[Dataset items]
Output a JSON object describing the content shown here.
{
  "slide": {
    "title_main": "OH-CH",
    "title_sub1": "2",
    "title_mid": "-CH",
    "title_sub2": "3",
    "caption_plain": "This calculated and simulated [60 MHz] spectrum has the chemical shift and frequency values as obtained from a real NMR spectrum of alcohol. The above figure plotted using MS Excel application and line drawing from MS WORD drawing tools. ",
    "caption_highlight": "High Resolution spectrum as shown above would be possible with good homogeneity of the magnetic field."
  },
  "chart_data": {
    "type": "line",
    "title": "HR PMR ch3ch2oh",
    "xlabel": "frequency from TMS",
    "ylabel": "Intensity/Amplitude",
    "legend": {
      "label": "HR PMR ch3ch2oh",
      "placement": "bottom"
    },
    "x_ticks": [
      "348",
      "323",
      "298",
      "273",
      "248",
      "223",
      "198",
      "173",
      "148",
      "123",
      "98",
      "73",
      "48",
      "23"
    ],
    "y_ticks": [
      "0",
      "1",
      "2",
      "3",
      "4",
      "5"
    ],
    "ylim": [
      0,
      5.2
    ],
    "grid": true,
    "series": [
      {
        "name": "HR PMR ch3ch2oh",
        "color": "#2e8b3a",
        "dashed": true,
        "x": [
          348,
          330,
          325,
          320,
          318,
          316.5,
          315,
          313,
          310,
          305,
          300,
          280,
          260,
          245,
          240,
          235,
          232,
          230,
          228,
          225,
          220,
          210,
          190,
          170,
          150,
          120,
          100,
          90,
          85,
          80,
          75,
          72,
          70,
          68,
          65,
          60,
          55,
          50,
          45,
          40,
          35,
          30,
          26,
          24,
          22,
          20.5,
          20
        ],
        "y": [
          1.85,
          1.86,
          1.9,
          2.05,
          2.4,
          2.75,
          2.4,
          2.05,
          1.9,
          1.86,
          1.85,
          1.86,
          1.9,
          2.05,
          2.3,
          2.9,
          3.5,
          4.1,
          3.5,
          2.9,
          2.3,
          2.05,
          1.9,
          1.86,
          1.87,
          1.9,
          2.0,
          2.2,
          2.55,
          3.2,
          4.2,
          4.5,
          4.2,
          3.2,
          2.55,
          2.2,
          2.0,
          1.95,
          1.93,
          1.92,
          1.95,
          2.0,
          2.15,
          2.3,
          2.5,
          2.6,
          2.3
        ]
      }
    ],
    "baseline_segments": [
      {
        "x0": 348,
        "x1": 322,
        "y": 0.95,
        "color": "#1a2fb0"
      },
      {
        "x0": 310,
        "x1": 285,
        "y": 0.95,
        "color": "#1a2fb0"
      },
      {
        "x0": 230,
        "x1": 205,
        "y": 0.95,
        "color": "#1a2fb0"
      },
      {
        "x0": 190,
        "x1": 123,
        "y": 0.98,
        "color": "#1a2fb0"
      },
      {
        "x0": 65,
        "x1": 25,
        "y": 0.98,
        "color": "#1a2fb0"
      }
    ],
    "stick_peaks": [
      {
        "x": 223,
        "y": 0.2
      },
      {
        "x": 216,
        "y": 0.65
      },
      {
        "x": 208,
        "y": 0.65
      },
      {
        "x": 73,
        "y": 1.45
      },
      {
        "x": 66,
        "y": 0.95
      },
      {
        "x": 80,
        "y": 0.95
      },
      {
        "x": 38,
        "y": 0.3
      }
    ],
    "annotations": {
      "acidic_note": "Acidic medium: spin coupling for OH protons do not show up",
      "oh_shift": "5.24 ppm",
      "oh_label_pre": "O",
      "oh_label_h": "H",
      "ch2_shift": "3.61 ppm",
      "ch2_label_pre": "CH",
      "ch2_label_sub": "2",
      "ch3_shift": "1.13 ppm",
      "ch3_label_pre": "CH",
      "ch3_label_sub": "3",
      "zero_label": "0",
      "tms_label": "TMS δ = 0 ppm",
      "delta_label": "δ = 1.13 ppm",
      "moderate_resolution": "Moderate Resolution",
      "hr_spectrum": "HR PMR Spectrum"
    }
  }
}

◆ Task:
How many lines in these records hold the string "above"? Reply with the number alone.

◆ Result for this task:
2